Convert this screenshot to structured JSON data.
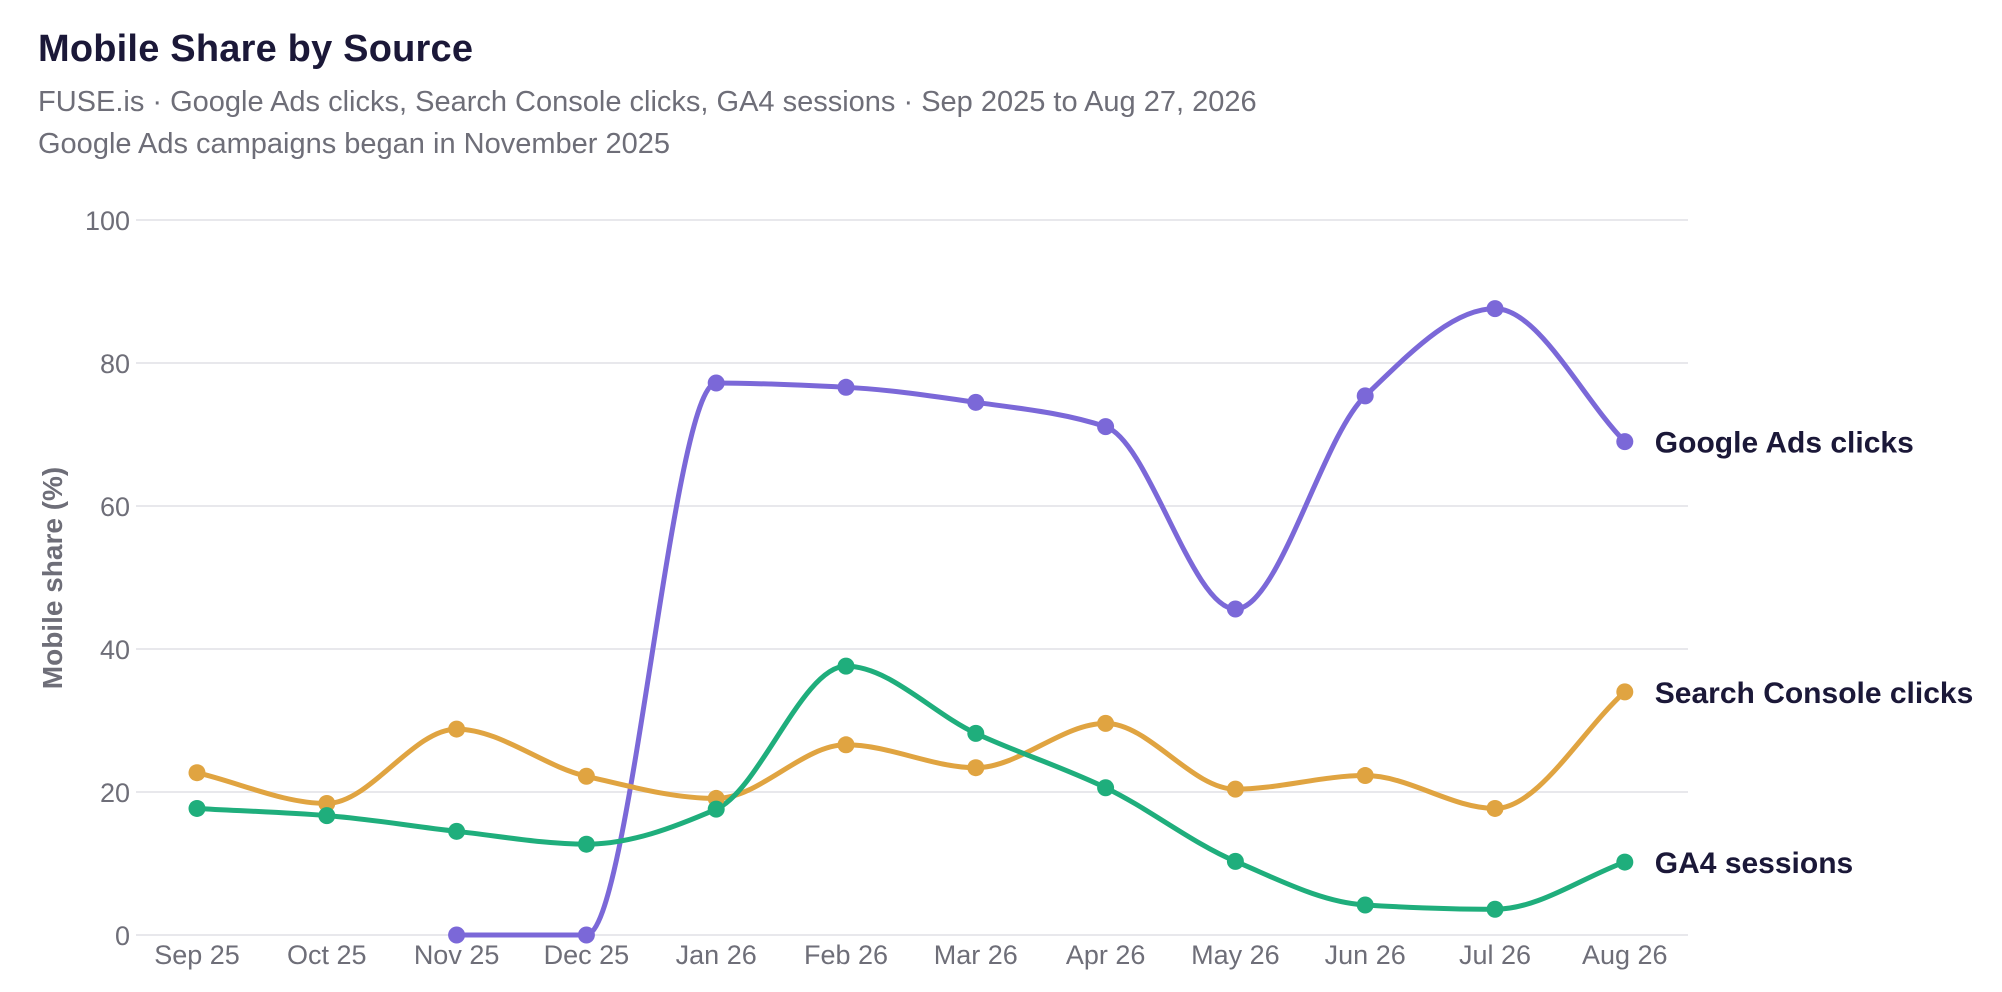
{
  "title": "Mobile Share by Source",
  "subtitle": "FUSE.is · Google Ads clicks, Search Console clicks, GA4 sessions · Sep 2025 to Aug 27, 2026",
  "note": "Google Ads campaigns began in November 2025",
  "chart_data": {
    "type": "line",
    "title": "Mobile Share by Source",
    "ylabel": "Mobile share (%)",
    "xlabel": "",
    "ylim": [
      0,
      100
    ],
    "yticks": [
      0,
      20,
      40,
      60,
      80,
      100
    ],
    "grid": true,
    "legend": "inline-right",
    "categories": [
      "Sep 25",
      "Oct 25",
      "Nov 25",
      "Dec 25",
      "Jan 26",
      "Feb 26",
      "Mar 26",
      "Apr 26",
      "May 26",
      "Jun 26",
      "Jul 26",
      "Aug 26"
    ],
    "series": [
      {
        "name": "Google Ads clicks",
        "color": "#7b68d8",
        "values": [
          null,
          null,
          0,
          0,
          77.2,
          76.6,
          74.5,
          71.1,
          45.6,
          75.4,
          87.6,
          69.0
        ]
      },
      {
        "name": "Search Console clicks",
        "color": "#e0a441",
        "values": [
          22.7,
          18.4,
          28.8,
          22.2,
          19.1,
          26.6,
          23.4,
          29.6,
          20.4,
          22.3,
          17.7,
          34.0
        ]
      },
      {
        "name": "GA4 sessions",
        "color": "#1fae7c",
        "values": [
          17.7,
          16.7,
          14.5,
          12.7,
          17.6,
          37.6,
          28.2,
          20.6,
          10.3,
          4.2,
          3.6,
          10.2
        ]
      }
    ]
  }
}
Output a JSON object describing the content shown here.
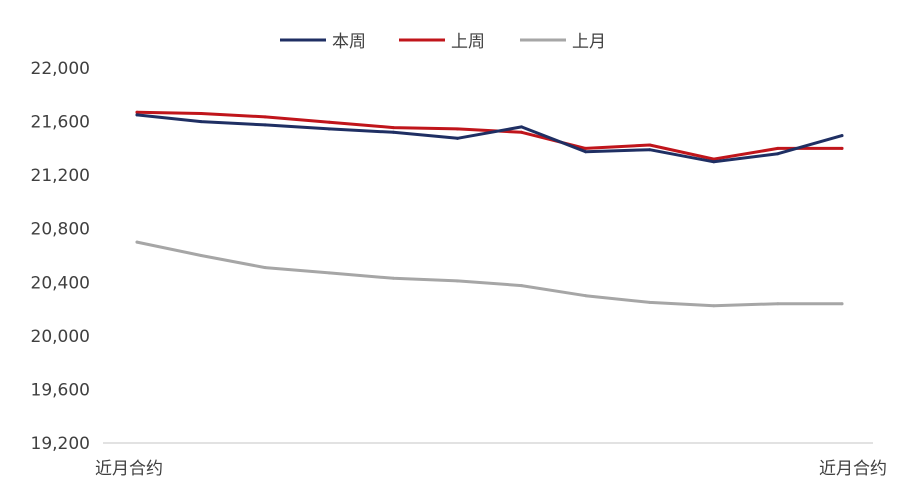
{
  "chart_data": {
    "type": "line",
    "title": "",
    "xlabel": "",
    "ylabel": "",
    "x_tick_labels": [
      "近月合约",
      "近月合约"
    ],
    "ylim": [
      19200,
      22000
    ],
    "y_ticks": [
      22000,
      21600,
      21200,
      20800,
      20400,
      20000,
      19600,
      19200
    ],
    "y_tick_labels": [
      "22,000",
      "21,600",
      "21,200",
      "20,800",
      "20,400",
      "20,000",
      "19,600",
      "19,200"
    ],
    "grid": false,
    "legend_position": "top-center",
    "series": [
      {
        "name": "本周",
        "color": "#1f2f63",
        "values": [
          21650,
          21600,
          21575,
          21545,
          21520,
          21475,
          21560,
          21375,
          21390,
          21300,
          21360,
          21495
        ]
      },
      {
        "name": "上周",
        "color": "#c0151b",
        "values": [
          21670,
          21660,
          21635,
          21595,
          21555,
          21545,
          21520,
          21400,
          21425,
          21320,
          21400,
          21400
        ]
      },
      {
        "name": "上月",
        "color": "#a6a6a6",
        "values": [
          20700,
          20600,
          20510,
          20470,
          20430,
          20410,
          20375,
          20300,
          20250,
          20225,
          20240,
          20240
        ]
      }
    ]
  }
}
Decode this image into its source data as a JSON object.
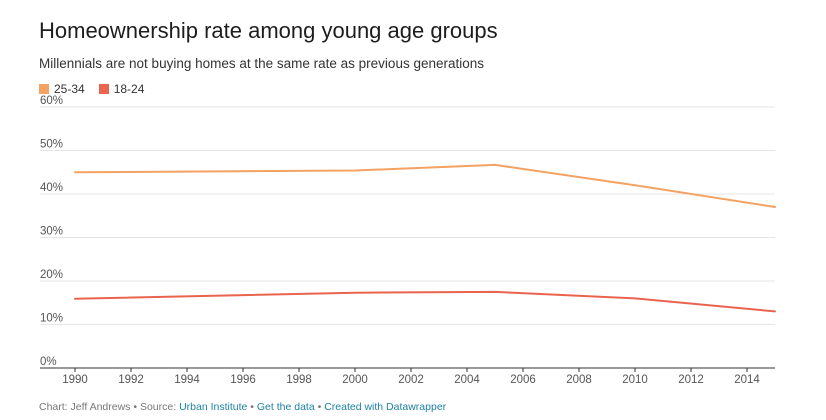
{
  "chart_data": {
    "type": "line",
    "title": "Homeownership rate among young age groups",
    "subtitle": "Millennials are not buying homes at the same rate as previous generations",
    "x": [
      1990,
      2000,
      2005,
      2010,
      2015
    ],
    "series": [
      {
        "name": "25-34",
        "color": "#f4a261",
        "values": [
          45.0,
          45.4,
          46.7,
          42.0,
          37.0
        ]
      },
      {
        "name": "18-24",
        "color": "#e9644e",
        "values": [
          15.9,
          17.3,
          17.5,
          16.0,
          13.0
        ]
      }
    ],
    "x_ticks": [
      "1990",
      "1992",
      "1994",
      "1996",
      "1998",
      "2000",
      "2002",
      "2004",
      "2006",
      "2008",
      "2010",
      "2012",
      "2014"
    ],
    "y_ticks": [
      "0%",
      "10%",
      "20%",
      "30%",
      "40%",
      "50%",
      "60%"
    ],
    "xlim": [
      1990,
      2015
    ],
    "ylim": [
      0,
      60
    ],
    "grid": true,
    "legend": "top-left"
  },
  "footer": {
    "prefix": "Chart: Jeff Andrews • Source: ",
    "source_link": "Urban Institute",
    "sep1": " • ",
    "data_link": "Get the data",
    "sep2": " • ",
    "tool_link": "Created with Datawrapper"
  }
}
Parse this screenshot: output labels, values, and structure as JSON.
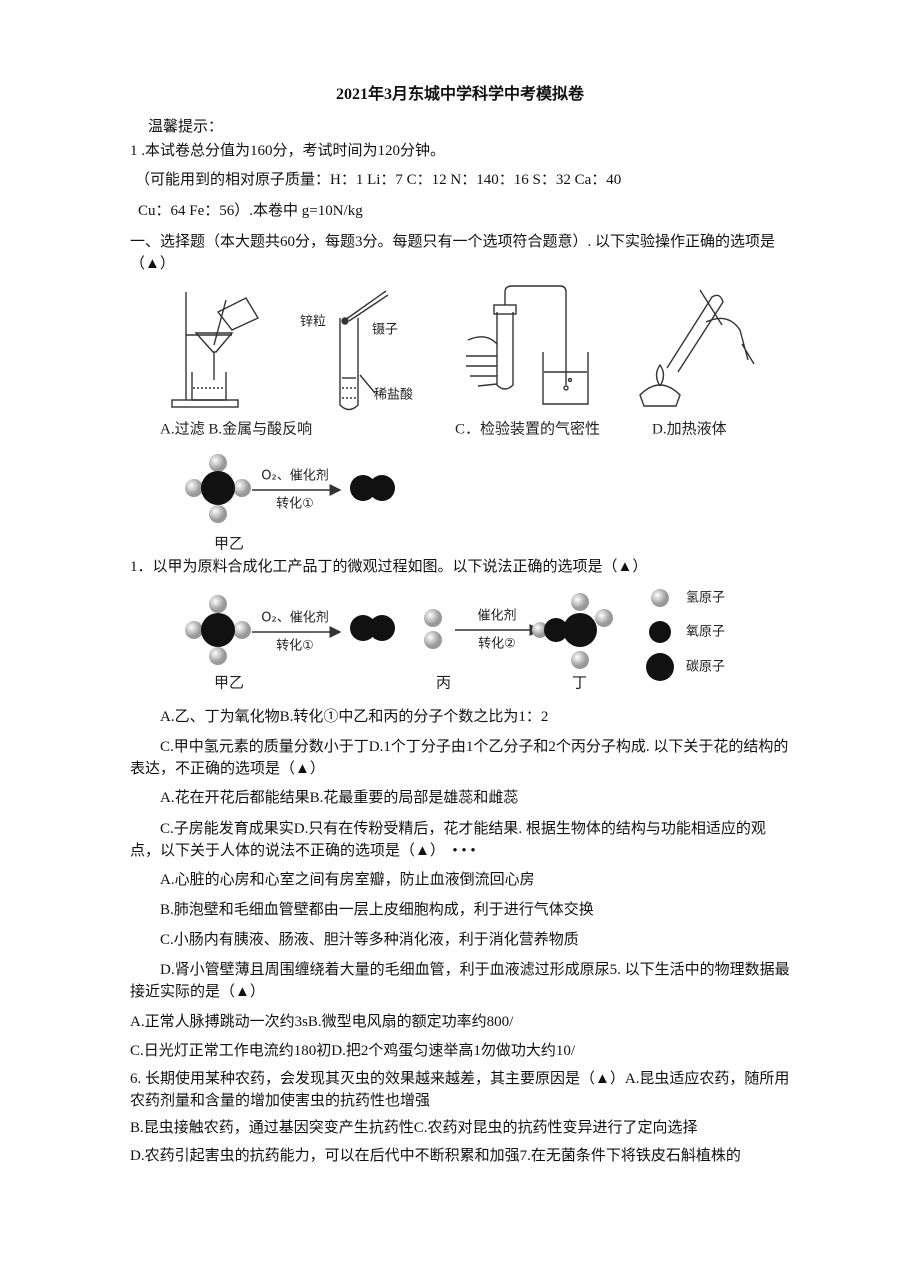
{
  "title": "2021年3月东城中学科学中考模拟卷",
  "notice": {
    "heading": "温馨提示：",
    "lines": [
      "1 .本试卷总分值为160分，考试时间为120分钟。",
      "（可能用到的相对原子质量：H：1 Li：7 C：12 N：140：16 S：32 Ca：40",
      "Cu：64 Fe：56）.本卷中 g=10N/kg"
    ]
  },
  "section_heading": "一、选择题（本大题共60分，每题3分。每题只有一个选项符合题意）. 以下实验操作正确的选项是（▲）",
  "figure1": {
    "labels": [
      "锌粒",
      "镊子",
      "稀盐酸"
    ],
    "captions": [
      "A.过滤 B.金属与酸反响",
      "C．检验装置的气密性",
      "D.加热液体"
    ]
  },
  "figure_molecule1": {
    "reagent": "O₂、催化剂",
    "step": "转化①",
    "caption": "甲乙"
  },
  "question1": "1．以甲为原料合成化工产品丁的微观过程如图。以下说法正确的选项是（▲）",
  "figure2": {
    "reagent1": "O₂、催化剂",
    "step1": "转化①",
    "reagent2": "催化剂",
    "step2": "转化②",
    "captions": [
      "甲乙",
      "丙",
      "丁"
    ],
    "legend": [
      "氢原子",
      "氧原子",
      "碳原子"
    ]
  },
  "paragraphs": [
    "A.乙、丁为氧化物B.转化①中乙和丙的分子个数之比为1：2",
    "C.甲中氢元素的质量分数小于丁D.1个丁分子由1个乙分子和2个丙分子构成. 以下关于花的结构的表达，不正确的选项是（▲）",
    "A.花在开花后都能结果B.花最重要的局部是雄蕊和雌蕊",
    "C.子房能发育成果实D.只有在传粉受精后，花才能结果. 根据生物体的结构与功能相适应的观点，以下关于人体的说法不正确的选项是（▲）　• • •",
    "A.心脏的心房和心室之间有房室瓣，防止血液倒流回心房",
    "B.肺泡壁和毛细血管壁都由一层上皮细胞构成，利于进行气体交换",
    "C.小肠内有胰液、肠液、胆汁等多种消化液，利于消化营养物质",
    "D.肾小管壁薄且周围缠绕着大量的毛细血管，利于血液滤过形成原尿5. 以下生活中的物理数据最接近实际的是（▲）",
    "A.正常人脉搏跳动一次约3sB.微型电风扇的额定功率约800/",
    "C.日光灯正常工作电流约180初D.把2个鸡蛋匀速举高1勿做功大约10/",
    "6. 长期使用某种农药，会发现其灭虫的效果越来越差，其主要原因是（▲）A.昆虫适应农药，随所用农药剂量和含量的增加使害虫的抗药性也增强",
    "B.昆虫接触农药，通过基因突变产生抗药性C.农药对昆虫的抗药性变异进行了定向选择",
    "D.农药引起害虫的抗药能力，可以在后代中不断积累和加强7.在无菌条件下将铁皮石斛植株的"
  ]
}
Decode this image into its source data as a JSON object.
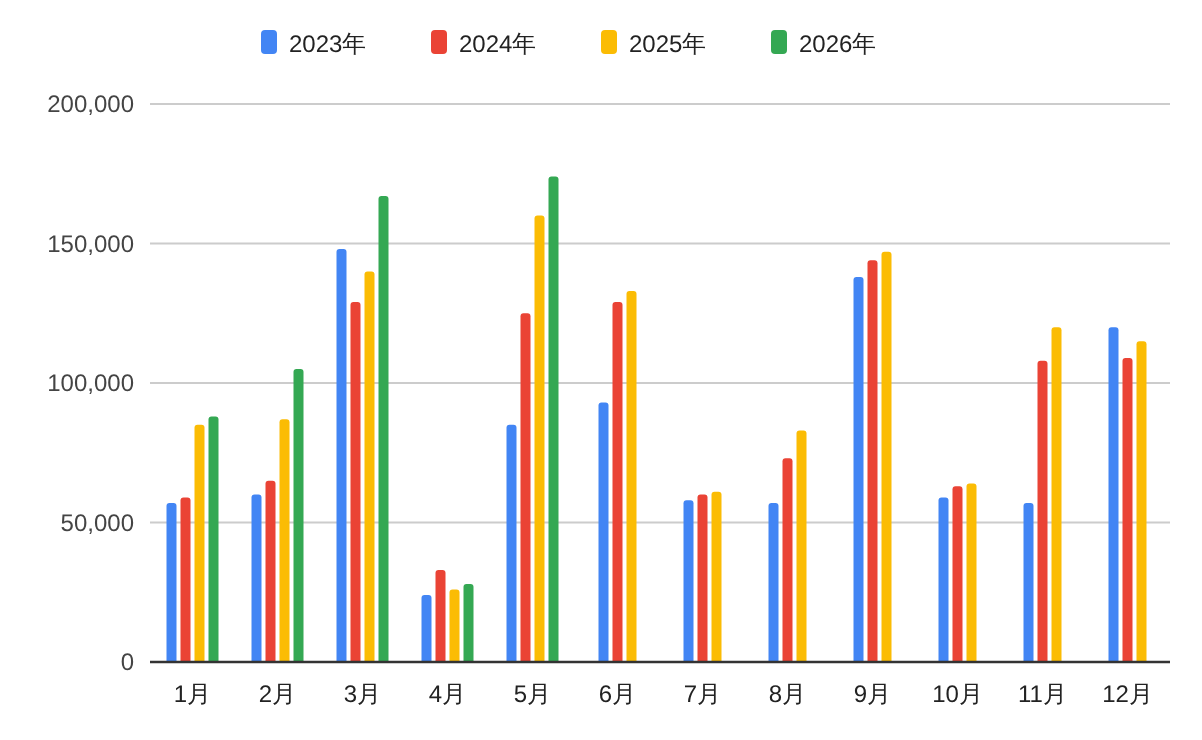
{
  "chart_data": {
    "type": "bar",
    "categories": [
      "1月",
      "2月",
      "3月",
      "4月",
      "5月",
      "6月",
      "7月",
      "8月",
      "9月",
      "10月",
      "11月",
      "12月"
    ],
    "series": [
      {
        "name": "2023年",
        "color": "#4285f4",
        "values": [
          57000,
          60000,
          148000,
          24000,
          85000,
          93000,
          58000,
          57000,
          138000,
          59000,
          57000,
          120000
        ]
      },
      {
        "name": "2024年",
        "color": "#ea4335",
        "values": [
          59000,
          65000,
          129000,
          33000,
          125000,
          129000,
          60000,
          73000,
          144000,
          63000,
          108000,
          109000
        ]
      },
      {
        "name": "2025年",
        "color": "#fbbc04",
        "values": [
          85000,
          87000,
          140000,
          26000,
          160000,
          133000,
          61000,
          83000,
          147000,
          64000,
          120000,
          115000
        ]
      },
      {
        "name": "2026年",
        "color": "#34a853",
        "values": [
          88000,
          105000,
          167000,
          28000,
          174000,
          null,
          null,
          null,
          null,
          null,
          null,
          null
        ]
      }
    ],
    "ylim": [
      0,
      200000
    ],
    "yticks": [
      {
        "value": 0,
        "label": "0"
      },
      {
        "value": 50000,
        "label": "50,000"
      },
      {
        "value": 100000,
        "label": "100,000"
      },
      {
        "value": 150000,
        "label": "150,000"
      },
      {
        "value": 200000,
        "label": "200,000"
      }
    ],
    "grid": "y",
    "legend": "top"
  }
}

> _What you need to do_
Report back each line of the entries that holds the string "clicks".

> _Answer to this exercise_
  "subtitle": "FUSE.is · Google Ads clicks, Search Console clicks, GA4 sessions · Sep 2025 to Aug 27, 2026",
        "name": "Google Ads clicks",
        "name": "Search Console clicks",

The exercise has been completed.